Written task A
According to the protocol header analysis notes, which Wireshark filter is used to detect ARP spoofing?
Written task B
For each statement, say whether the protocol header analysis notes agree with it, and quote the words that decide it: (i) an ACK-only scan is used to map firewalls; (ii) Linux defaults to a TTL of 128; (iii) ICMP tunneling is detected through payload size anomalies.
Written task C
Copy everything in the protocol header analysis notes from "# Xmas scan" down to "TTL suggests spoofing.".
* Start Document *
4. The five elements of a network session 5-tuple are: src IP, dst IP, src port, dst port, and ___?

VLAN ID TTL value Protocol (Layer 4) MAC address

Section 3: Protocol Header Analysis

Ethernet and ARP

Field	Size	Intrusion Relevance
Destination MAC	6 bytes	Broadcast (`FF:FF:FF:FF:FF:FF`) used in ARP scans
Source MAC	6 bytes	Spoofed MACs indicate MAC flooding or evasion
EtherType	2 bytes	`0x0800`=IPv4; `0x86DD`=IPv6; `0x0806`=ARP
VLAN Tag (802.1Q)	4 bytes (optional)	Double-tagging (`0x8100`) = VLAN hopping attack

ARP Spoofing: An attacker broadcasts gratuitous ARP replies claiming a victim IP maps to the attacker's MAC. Detection: multiple ARP replies for the same IP from different MACs in rapid succession.

IPv4 TTL Baseline

OS	Default TTL
Linux/Unix	64
Windows	128
Cisco IOS	255
Solaris	255

A packet arriving with TTL=64 claiming to be from a Windows machine is suspicious — it may be spoofed or the OS fingerprint is masked.

TCP Flag Analysis

Flag Pattern	Legitimate Use	Malicious Use
SYN only	Connection initiation	SYN flood (DoS), SYN scan (Nmap -sS)
SYN + FIN	Never valid	Stealth scan — evade stateful FW
No flags (NULL)	Never valid	NULL scan (Nmap -sN)
FIN only	Never valid in isolation	FIN scan (Nmap -sF)
URG+PSH+FIN (Xmas)	Never valid	Xmas scan (Nmap -sX)
RST flood	Error condition	DoS against TCP sessions
ACK only	Established session	ACK scan for firewall mapping

# SYN flood detection
tcp.flags.syn == 1 && tcp.flags.ack == 0

# Stealth scan (invalid SYN+FIN)
tcp.flags.syn == 1 && tcp.flags.fin == 1

# NULL scan
tcp.flags == 0x000

# Xmas scan
tcp.flags == 0x029

TCP Flag Combinations: Legitimate vs. Malicious

Key Points — Section 3

SYN+FIN, NULL, and Xmas flag combinations are never valid in legitimate TCP — their presence in a PCAP is an immediate alert.
TTL baseline analysis: Linux defaults to TTL=64, Windows to TTL=128. A mismatch between claimed OS and observed TTL suggests spoofing.
ARP spoofing detection: Multiple ARP replies for the same IP from different MACs in rapid succession — use filter arp.duplicate-address-detected.
ICMP tunneling is detected by payload size anomalies: icmp.type == 8 && data.len > 100.
VLAN double-tagging (0x8100 0x8100 EtherType) is the hallmark of a VLAN hopping attack.

Pre-Check — Section 3

5. A packet arrives claiming to originate from a Windows system, but its IP TTL is 64. What does this indicate?

The packet traveled through exactly 64 routers The packet may be spoofed — Windows default TTL is 128, not 64 The packet is fragmented The source IP is on a different subnet

6. Which TCP flag combination is used by Nmap's Xmas scan?

SYN + ACK SYN + FIN URG + PSH + FIN No flags (NULL)
* End Document *
* Start Source data *
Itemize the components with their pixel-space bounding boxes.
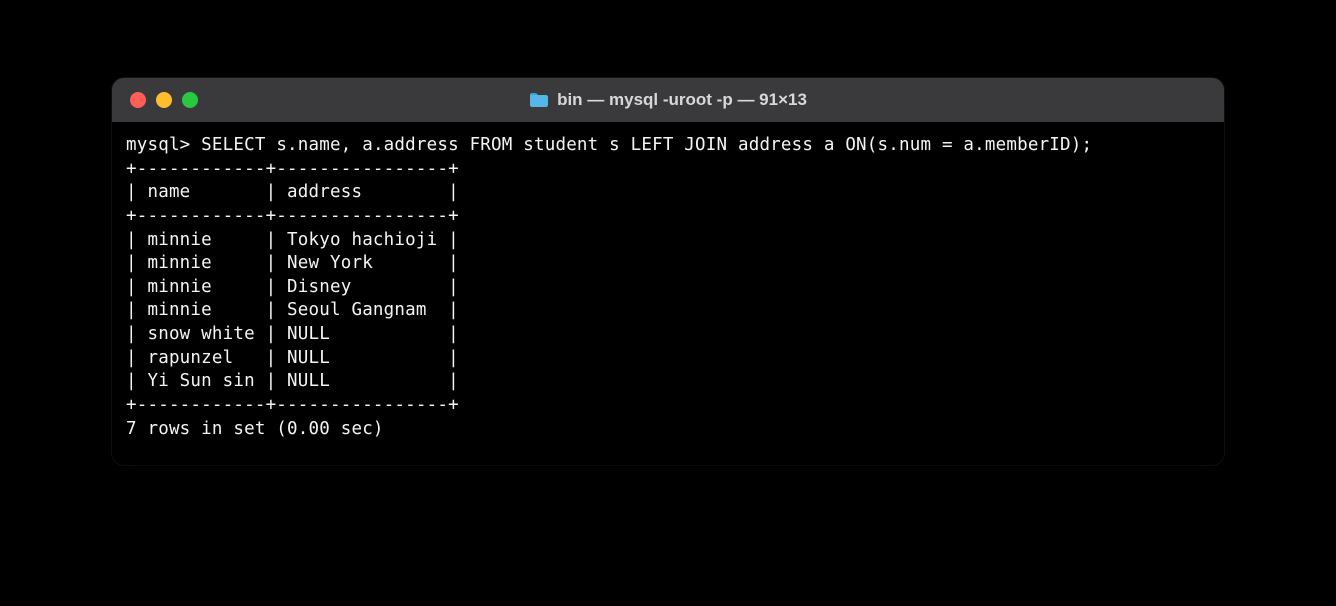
* End Source data *
Full output A
arp.duplicate-address-detected

Full output B
(i) Yes: "ACK scan for firewall mapping"
(ii) No: "Linux defaults to TTL=64"
(iii) Yes: "ICMP tunneling is detected by payload size anomalies"

Full output C
# Xmas scan
tcp.flags == 0x029

TCP Flag Combinations: Legitimate vs. Malicious

Key Points — Section 3

SYN+FIN, NULL, and Xmas flag combinations are never valid in legitimate TCP — their presence in a PCAP is an immediate alert.
TTL baseline analysis: Linux defaults to TTL=64, Windows to TTL=128. A mismatch between claimed OS and observed TTL suggests spoofing.